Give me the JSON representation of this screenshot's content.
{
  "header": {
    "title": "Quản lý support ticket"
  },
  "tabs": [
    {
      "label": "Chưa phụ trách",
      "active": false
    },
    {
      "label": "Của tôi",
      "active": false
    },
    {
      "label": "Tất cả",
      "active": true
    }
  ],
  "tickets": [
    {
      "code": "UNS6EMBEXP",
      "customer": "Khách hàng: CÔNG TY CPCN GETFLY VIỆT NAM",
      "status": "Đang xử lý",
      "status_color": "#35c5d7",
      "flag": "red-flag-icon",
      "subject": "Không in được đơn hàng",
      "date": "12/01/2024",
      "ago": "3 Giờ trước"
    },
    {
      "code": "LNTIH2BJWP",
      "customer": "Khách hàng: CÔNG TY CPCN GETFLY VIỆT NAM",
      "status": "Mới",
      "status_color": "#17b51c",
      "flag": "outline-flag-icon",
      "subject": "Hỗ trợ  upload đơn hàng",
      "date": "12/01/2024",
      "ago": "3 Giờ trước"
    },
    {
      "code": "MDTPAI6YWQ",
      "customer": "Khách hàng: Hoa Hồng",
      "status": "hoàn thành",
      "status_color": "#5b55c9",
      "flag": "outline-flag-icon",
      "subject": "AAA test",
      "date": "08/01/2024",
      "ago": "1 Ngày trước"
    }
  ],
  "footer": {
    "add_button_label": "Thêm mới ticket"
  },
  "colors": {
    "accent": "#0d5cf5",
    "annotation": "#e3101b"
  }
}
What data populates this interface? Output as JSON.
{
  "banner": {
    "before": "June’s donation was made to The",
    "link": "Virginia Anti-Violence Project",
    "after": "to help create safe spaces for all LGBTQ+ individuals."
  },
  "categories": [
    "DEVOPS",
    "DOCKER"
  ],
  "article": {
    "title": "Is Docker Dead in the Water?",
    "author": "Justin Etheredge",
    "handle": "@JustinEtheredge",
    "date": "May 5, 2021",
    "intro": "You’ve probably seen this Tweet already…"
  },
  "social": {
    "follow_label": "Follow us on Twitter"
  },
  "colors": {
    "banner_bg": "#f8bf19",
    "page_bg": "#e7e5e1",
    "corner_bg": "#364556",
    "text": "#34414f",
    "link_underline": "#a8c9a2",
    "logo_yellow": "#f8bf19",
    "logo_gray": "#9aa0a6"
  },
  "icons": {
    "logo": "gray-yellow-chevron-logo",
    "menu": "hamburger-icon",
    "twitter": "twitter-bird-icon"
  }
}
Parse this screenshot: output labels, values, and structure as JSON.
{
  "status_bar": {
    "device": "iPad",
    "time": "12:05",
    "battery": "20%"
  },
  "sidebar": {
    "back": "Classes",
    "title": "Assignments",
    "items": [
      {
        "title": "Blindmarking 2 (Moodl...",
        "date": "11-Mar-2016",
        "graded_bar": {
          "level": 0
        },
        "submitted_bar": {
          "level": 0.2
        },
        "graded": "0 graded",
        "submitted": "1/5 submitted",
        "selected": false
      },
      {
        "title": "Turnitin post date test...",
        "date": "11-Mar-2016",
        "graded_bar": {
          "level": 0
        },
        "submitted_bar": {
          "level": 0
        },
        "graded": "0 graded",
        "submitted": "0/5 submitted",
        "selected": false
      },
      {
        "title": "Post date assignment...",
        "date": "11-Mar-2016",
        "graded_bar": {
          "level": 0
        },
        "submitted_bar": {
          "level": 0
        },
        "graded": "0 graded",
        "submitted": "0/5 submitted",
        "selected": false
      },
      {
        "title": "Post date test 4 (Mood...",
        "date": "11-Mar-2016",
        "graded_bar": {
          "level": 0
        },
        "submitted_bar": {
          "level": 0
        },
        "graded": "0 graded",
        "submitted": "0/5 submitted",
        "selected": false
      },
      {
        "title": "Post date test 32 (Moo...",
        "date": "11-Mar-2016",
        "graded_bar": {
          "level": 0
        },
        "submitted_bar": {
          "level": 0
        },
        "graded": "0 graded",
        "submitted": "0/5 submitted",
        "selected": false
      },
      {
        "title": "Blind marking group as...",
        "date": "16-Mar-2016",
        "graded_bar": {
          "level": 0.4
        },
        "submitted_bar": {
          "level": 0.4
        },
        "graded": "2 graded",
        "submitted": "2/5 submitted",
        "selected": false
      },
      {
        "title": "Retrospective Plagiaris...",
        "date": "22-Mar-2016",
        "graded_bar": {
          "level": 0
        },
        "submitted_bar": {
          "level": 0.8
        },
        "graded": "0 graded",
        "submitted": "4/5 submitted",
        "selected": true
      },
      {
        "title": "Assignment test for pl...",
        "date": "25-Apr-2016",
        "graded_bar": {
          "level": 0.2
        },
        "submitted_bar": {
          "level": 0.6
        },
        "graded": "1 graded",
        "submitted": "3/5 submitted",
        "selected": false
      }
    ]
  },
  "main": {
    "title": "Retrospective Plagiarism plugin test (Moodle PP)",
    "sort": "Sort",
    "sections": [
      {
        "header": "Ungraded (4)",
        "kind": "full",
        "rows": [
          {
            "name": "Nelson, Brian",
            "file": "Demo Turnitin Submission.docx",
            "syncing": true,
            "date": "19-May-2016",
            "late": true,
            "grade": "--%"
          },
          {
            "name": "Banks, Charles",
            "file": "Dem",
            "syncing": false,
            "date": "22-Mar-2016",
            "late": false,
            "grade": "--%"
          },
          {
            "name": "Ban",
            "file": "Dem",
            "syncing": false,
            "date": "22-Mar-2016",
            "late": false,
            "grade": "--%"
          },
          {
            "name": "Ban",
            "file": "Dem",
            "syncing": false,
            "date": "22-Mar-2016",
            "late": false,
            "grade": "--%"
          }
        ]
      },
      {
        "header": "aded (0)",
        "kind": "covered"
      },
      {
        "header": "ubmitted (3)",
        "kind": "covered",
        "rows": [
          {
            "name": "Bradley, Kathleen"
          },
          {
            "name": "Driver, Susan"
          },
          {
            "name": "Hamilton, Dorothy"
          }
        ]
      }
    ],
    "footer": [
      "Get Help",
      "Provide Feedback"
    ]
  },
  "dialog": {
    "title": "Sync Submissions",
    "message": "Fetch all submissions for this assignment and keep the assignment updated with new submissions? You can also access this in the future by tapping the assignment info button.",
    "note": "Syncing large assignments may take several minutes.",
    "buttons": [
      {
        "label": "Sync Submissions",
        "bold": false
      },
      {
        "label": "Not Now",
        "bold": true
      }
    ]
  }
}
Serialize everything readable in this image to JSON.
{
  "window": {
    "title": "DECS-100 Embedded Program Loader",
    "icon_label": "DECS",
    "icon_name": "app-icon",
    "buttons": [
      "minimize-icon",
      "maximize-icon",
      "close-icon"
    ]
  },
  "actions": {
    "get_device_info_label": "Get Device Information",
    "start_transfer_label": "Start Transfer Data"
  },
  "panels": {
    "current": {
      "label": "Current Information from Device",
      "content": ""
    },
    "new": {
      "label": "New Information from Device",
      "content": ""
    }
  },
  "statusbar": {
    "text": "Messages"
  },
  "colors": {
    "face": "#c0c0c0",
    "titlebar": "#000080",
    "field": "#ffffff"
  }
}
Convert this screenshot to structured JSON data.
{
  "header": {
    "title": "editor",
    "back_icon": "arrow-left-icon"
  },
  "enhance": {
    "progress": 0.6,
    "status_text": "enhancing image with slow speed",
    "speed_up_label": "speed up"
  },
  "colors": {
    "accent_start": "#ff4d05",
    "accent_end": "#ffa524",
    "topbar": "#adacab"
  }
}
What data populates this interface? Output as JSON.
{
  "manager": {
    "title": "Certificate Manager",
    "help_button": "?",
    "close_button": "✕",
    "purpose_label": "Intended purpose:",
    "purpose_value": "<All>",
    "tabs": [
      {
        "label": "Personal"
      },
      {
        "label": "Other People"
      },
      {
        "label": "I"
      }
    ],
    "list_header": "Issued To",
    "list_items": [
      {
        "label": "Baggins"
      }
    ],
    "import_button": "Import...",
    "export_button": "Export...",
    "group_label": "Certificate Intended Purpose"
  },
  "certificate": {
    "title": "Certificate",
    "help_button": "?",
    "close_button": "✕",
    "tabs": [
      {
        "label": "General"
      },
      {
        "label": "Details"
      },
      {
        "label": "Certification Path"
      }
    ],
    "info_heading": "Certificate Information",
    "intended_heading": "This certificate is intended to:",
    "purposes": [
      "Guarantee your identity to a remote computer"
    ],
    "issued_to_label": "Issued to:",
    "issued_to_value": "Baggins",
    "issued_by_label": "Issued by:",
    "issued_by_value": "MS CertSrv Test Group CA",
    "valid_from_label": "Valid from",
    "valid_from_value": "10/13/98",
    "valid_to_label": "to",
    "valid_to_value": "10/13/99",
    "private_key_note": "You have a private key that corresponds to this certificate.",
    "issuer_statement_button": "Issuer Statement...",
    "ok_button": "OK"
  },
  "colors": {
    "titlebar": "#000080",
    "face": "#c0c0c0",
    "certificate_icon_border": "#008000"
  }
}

◆ ◆ ◆ ◆ ◆

* Aim *
Show every line in the records above that contains the word "image".

* Final answer *
Serialize everything readable in this image to JSON.
    "status_text": "enhancing image with slow speed",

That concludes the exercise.